• **Job**:
Every line with the word "capitalista" in it should be extracted from the data that follows.

[Collection entries]
>> start

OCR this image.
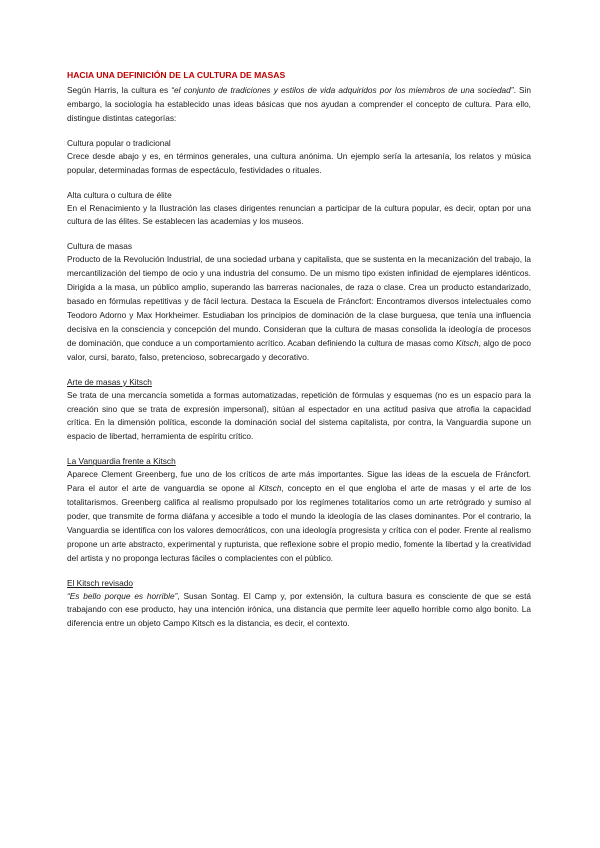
HACIA UNA DEFINICIÓN DE LA CULTURA DE MASAS

Según Harris, la cultura es “el conjunto de tradiciones y estilos de vida adquiridos por los miembros de una sociedad”. Sin embargo, la sociología ha establecido unas ideas básicas que nos ayudan a comprender el concepto de cultura. Para ello, distingue distintas categorías:

Cultura popular o tradicional

Crece desde abajo y es, en términos generales, una cultura anónima. Un ejemplo sería la artesanía, los relatos y música popular, determinadas formas de espectáculo, festividades o rituales.

Alta cultura o cultura de élite

En el Renacimiento y la Ilustración las clases dirigentes renuncian a participar de la cultura popular, es decir, optan por una cultura de las élites. Se establecen las academias y los museos.

Cultura de masas

Producto de la Revolución Industrial, de una sociedad urbana y capitalista, que se sustenta en la mecanización del trabajo, la mercantilización del tiempo de ocio y una industria del consumo. De un mismo tipo existen infinidad de ejemplares idénticos. Dirigida a la masa, un público amplio, superando las barreras nacionales, de raza o clase. Crea un producto estandarizado, basado en fórmulas repetitivas y de fácil lectura. Destaca la Escuela de Fráncfort: Encontramos diversos intelectuales como Teodoro Adorno y Max Horkheimer. Estudiaban los principios de dominación de la clase burguesa, que tenía una influencia decisiva en la consciencia y concepción del mundo. Consideran que la cultura de masas consolida la ideología de procesos de dominación, que conduce a un comportamiento acrítico. Acaban definiendo la cultura de masas como Kitsch, algo de poco valor, cursi, barato, falso, pretencioso, sobrecargado y decorativo.

Arte de masas y Kitsch

Se trata de una mercancía sometida a formas automatizadas, repetición de fórmulas y esquemas (no es un espacio para la creación sino que se trata de expresión impersonal), sitúan al espectador en una actitud pasiva que atrofia la capacidad crítica. En la dimensión política, esconde la dominación social del sistema capitalista, por contra, la Vanguardia supone un espacio de libertad, herramienta de espíritu crítico.

La Vanguardia frente a Kitsch

Aparece Clement Greenberg, fue uno de los críticos de arte más importantes. Sigue las ideas de la escuela de Fráncfort. Para el autor el arte de vanguardia se opone al Kitsch, concepto en el que engloba el arte de masas y el arte de los totalitarismos. Greenberg califica al realismo propulsado por los regímenes totalitarios como un arte retrógrado y sumiso al poder, que transmite de forma diáfana y accesible a todo el mundo la ideología de las clases dominantes. Por el contrario, la Vanguardia se identifica con los valores democráticos, con una ideología progresista y crítica con el poder. Frente al realismo propone un arte abstracto, experimental y rupturista, que reflexione sobre el propio medio, fomente la libertad y la creatividad del artista y no proponga lecturas fáciles o complacientes con el público.

El Kitsch revisado

“Es bello porque es horrible”, Susan Sontag. El Camp y, por extensión, la cultura basura es consciente de que se está trabajando con ese producto, hay una intención irónica, una distancia que permite leer aquello horrible como algo bonito. La diferencia entre un objeto Campo Kitsch es la distancia, es decir, el contexto.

>> end

• **The solution**:
Producto de la Revolución Industrial, de una sociedad urbana y capitalista, que se sustenta en la mecanización del trabajo, la mercantilización del tiempo de ocio y una industria del consumo. De un mismo tipo existen infinidad de ejemplares idénticos. Dirigida a la masa, un público amplio, superando las barreras nacionales, de raza o clase. Crea un producto estandarizado, basado en fórmulas repetitivas y de fácil lectura. Destaca la Escuela de Fráncfort: Encontramos diversos intelectuales como Teodoro Adorno y Max Horkheimer. Estudiaban los principios de dominación de la clase burguesa, que tenía una influencia decisiva en la consciencia y concepción del mundo. Consideran que la cultura de masas consolida la ideología de procesos de dominación, que conduce a un comportamiento acrítico. Acaban definiendo la cultura de masas como Kitsch, algo de poco valor, cursi, barato, falso, pretencioso, sobrecargado y decorativo.
Se trata de una mercancía sometida a formas automatizadas, repetición de fórmulas y esquemas (no es un espacio para la creación sino que se trata de expresión impersonal), sitúan al espectador en una actitud pasiva que atrofia la capacidad crítica. En la dimensión política, esconde la dominación social del sistema capitalista, por contra, la Vanguardia supone un espacio de libertad, herramienta de espíritu crítico.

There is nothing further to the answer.